To do: Filter this material down to the lines that hold "Leavitt", copying each one.

# Listing start

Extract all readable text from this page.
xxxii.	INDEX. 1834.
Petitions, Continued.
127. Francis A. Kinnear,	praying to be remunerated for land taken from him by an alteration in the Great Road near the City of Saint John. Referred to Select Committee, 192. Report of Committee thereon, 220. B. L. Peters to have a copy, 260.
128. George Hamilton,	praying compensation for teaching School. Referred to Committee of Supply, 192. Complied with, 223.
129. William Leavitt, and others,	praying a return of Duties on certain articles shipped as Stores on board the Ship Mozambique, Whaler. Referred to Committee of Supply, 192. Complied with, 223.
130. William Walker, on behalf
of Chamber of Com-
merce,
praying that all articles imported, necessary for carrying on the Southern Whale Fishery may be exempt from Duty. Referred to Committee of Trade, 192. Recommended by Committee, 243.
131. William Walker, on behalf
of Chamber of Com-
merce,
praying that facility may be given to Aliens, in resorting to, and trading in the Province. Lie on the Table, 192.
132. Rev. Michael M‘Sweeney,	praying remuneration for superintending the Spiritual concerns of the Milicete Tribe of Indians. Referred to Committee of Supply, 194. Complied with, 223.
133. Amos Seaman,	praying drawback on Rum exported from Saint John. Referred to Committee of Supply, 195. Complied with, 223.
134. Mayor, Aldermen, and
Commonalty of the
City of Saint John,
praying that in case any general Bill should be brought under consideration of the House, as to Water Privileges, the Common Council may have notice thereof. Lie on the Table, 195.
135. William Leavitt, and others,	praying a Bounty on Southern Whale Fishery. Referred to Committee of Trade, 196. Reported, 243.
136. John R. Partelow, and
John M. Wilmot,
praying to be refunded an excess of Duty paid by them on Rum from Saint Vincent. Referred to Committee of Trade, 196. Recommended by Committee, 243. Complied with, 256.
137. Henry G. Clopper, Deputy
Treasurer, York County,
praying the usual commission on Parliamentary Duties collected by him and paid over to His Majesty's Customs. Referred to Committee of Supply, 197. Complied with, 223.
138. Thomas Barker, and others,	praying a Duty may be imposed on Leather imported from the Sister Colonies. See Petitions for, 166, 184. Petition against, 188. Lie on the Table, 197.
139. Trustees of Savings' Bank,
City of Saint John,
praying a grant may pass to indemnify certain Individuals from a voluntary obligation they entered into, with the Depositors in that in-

# Listing end

Problem solution:
129. William Leavitt, and others,	praying a return of Duties on certain articles shipped as Stores on board the Ship Mozambique, Whaler. Referred to Committee of Supply, 192. Complied with, 223.
135. William Leavitt, and others,	praying a Bounty on Southern Whale Fishery. Referred to Committee of Trade, 196. Reported, 243.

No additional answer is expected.